Short problem: Without the pictures, print each of the records below exactly as it appears.

Records from a collection of figures

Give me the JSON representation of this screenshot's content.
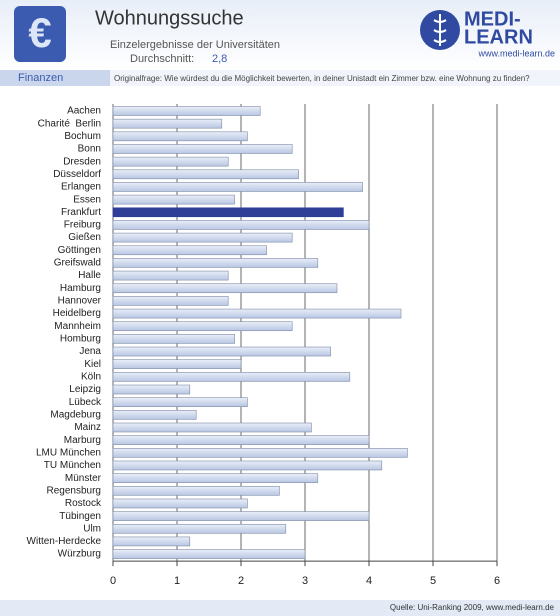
{
  "header": {
    "icon": "€",
    "title": "Wohnungssuche",
    "subtitle": "Einzelergebnisse der Universitäten",
    "average_label": "Durchschnitt:",
    "average": {
      "value": 2.8,
      "label": "2,8"
    },
    "logo": [
      "MEDI-",
      "LEARN"
    ],
    "logo_url": "www.medi-learn.de",
    "section": "Finanzen",
    "question": "Originalfrage: Wie würdest du die Möglichkeit bewerten, in deiner Unistadt ein Zimmer bzw. eine Wohnung zu finden?"
  },
  "chart_data": {
    "type": "hbar",
    "categories": [
      "Aachen",
      "Charité  Berlin",
      "Bochum",
      "Bonn",
      "Dresden",
      "Düsseldorf",
      "Erlangen",
      "Essen",
      "Frankfurt",
      "Freiburg",
      "Gießen",
      "Göttingen",
      "Greifswald",
      "Halle",
      "Hamburg",
      "Hannover",
      "Heidelberg",
      "Mannheim",
      "Homburg",
      "Jena",
      "Kiel",
      "Köln",
      "Leipzig",
      "Lübeck",
      "Magdeburg",
      "Mainz",
      "Marburg",
      "LMU München",
      "TU München",
      "Münster",
      "Regensburg",
      "Rostock",
      "Tübingen",
      "Ulm",
      "Witten-Herdecke",
      "Würzburg"
    ],
    "values": [
      2.3,
      1.7,
      2.1,
      2.8,
      1.8,
      2.9,
      3.9,
      1.9,
      3.6,
      4.0,
      2.8,
      2.4,
      3.2,
      1.8,
      3.5,
      1.8,
      4.5,
      2.8,
      1.9,
      3.4,
      2.0,
      3.7,
      1.2,
      2.1,
      1.3,
      3.1,
      4.0,
      4.6,
      4.2,
      3.2,
      2.6,
      2.1,
      4.0,
      2.7,
      1.2,
      3.0
    ],
    "color": "#cdd8ec",
    "highlight": "Frankfurt",
    "highlight_color": "#2f3f98",
    "xlim": [
      0,
      6
    ],
    "xticks": [
      0,
      1,
      2,
      3,
      4,
      5,
      6
    ],
    "grid": true
  },
  "footer": {
    "source": "Quelle: Uni-Ranking 2009, www.medi-learn.de"
  }
}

Result of the task:
Give me the JSON representation of this screenshot's content.
{
  "header": {
    "icon": "€",
    "title": "Wohnungssuche",
    "subtitle": "Einzelergebnisse der Universitäten",
    "average_label": "Durchschnitt:",
    "average": {
      "value": 2.8,
      "label": "2,8"
    },
    "logo": [
      "MEDI-",
      "LEARN"
    ],
    "logo_url": "www.medi-learn.de",
    "section": "Finanzen",
    "question": "Originalfrage: Wie würdest du die Möglichkeit bewerten, in deiner Unistadt ein Zimmer bzw. eine Wohnung zu finden?"
  },
  "chart_data": {
    "type": "hbar",
    "categories": [
      "Aachen",
      "Charité  Berlin",
      "Bochum",
      "Bonn",
      "Dresden",
      "Düsseldorf",
      "Erlangen",
      "Essen",
      "Frankfurt",
      "Freiburg",
      "Gießen",
      "Göttingen",
      "Greifswald",
      "Halle",
      "Hamburg",
      "Hannover",
      "Heidelberg",
      "Mannheim",
      "Homburg",
      "Jena",
      "Kiel",
      "Köln",
      "Leipzig",
      "Lübeck",
      "Magdeburg",
      "Mainz",
      "Marburg",
      "LMU München",
      "TU München",
      "Münster",
      "Regensburg",
      "Rostock",
      "Tübingen",
      "Ulm",
      "Witten-Herdecke",
      "Würzburg"
    ],
    "values": [
      2.3,
      1.7,
      2.1,
      2.8,
      1.8,
      2.9,
      3.9,
      1.9,
      3.6,
      4.0,
      2.8,
      2.4,
      3.2,
      1.8,
      3.5,
      1.8,
      4.5,
      2.8,
      1.9,
      3.4,
      2.0,
      3.7,
      1.2,
      2.1,
      1.3,
      3.1,
      4.0,
      4.6,
      4.2,
      3.2,
      2.6,
      2.1,
      4.0,
      2.7,
      1.2,
      3.0
    ],
    "color": "#cdd8ec",
    "highlight": "Frankfurt",
    "highlight_color": "#2f3f98",
    "xlim": [
      0,
      6
    ],
    "xticks": [
      0,
      1,
      2,
      3,
      4,
      5,
      6
    ],
    "grid": true
  },
  "footer": {
    "source": "Quelle: Uni-Ranking 2009, www.medi-learn.de"
  }
}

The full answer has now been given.